### Short task 1:
Using the post on Forbes' list of expensive zip codes, decide whether each statement agrees with it, answering yes or no and quoting the words that decide it: (a) Alamo's median price change is -11%; (b) Nicasio has an inventory of 113 properties; (c) Carmel and Carmel-By-The-Sea are given different rankings.
### Short task 2:
Summarize the post on Forbes' list of expensive zip codes in two sentences.

### Page excerpt:
Again, data crunched by Altos Research, info prepared (not always perfectly) by Forbes, criticisms (I’m starting early today) entirely home-grown at burbed.  The very first entry on Forbes’ Page 2 list is one of our own!  We may not be in the Real Bay Area (RBA) anymore, but remember, these zip codes are still more expensive than at least 44,000 others!

image_thumb[1] #101 – 94507 Alamo

Median Home Price: $1,513,739
Median Price Change: -11%
Average Days On Market: 139
Inventory: 113 properties
Median Household Income: $139,997

I just said we weren’t in the RBA anymore.  It’s never a good sign when the very first listing is in the East Bay.  That 11% drop isn’t surprising anybody.

Besides, pretty soon the home price medians are going to drop below a million and a half, and then where would we be?

Right.  In the East Bay.

image_thumb[3] #106 – 94946 Nicasio

Median Home Price: $1,484,615
Median Price Change: 5%
Average Days On Market: 176
Inventory: 13 properties
Median Household Income: $76,194

You should have heard of this town before.  It was featured in burbed because of this listing.  Jerry Garcia’s house has been holding up this zip’s entire market.

Clearly Alamo and Nicasio are for two different demographics.  Alamo is for people earning good money now.  Nicasio is for people who already earned good money and want to get away from the people in Alamo still earning.  Then they can chillax and just enjoy it.  The money, I mean.  I’m still getting my head around trying to fill the closet in Jerry’s master bedroom.

Unfortunately, by not keeping enough cash coming into town, the residents of Nicasio let down the team.  Yes, the median home price is under one and a half million now.  Who knows what kind of vagrants and transients are living in those houses?  It’s not surprising one of them joined a rock band.

image_thumb[5] #120 – 93921 Carmel

Median Home Price: $1,412,704
Median Price Change: -9%
Average Days On Market: 153
Inventory: 84 properties
Median Household Income: $53,750

The income is down even more here at the other end of the Bay Area.  The Monterey Bay Area.

Carmel is a touristy little town that is expensive to live in, doesn’t sell anything useful to residents, and has a beach nobody can use since parking is between impossible and utterly impossible.  You shouldn’t have taken your time reading this.  They just ticketed your car.

Does that little bit right outside the zip environs, lower right corner, really say Trailer Park?

image_thumb[7] #120 – 93921 Carmel-By-The-Sea

Median Home Price: $1,412,704
Median Price Change: -9%
Average Days On Market: 153
Inventory: 84 properties
Median Household Income: $53,750

This is only a test to see if you’re paying better attention than Forbes did when they put this article together.

Yes, it is entirely possible that two cities can share a common zip code.  We’ve had many examples of it in the first hundred entries.

But what are the odds of the same zip code, the same ranking, the same data, and the same map just sitting there for two cities with practically the same name, and nobody noticed a damned thing?

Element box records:

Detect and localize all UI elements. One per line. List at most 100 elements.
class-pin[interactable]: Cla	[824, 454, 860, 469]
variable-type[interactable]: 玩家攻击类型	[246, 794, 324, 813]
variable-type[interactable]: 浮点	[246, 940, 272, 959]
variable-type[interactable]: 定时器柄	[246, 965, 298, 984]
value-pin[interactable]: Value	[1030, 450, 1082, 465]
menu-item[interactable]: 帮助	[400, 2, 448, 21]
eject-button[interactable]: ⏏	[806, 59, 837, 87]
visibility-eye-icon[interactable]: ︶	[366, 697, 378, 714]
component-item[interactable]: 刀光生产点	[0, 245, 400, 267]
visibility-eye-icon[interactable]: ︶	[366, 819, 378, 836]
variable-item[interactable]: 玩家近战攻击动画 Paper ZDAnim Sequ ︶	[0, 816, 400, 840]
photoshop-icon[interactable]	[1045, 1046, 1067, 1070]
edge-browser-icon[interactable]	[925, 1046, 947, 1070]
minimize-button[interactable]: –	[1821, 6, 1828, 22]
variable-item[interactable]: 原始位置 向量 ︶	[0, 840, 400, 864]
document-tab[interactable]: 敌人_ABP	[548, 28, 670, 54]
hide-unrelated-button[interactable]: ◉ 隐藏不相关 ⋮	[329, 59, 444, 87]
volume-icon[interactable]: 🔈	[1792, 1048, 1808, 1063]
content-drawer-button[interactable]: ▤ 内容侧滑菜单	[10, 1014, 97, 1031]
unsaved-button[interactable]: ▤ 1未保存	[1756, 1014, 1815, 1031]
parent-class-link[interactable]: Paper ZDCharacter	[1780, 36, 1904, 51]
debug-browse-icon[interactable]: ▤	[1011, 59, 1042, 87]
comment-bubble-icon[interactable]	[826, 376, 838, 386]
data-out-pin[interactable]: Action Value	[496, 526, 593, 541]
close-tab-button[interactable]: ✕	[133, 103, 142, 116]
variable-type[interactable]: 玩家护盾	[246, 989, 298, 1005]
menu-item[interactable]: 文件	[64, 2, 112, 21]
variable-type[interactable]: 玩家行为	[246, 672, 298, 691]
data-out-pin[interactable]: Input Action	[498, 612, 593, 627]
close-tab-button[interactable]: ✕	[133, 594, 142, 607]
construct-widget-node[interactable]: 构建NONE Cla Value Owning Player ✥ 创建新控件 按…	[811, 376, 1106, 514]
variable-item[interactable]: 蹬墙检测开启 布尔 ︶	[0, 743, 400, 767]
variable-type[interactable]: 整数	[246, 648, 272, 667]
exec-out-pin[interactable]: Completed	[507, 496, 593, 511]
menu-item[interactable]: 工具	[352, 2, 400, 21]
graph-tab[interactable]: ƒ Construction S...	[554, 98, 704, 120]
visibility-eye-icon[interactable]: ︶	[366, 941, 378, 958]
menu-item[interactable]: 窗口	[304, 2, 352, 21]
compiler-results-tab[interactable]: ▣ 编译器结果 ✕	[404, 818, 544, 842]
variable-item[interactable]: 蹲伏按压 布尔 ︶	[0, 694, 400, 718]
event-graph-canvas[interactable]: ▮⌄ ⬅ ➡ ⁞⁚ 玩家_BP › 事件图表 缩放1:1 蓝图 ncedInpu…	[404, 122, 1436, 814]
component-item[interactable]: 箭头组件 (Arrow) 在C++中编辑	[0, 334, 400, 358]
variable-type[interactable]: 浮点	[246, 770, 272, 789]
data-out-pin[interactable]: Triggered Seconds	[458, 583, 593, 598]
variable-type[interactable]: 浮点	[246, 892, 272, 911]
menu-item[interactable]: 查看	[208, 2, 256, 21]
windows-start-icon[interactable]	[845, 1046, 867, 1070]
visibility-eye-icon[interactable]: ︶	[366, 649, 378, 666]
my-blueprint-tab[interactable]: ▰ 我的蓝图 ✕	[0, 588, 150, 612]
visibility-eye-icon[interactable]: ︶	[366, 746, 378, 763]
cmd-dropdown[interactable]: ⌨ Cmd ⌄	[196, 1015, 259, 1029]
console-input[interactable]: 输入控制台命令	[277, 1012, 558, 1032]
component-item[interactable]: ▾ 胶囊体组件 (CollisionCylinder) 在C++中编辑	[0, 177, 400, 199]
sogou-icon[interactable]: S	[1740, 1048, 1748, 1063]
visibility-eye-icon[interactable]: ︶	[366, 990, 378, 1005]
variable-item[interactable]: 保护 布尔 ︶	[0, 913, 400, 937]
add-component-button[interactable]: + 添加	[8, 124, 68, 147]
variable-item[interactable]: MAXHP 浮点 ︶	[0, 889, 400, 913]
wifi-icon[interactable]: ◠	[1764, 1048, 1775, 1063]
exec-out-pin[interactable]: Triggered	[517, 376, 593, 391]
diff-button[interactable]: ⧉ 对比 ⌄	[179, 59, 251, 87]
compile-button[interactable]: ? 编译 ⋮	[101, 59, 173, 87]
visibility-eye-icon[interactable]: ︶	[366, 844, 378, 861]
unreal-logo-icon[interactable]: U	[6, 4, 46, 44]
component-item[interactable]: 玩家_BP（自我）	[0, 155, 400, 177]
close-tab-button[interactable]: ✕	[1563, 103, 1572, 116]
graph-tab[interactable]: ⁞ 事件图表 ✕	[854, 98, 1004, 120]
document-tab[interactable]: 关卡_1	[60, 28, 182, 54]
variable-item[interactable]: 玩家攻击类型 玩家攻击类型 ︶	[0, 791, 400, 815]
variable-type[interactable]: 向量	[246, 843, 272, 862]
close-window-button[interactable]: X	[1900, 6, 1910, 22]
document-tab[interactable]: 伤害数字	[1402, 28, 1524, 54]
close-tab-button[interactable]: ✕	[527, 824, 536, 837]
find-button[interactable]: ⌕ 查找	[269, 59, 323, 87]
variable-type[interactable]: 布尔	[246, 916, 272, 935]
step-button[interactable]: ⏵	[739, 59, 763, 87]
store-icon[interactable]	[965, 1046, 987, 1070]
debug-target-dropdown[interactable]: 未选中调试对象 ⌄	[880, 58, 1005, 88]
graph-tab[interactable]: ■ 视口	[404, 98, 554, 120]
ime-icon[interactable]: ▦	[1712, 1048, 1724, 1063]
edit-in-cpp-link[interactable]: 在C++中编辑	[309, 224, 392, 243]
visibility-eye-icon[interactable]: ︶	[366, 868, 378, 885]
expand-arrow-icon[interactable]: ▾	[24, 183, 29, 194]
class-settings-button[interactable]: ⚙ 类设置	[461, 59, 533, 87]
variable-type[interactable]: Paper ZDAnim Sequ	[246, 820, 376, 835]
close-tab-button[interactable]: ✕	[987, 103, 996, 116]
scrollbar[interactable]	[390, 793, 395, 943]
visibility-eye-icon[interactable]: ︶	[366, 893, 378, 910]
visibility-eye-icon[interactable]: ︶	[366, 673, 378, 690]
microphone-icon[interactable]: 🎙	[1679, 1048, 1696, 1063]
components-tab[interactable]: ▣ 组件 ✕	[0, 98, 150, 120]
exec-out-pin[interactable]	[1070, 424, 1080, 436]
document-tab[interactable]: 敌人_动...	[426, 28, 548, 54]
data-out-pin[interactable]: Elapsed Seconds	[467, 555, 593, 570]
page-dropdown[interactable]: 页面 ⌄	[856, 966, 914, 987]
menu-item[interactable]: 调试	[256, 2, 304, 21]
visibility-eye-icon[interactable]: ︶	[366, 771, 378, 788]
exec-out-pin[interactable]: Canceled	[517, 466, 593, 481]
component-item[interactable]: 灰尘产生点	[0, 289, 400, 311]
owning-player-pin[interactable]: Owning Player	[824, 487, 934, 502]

### Correct answer 1:
(a) Yes: "Median Price Change: -11%"
(b) No: "Inventory: 13 properties"
(c) No: "#120 – 93921 Carmel" and "#120 – 93921 Carmel-By-The-Sea"

### Correct answer 2:
The post comments on entries from a Forbes list of expensive zip codes, built on Altos Research data, covering Alamo, Nicasio and Carmel. It notes that Carmel and Carmel-By-The-Sea appear with the same zip code, ranking, data and map, and asks how nobody noticed.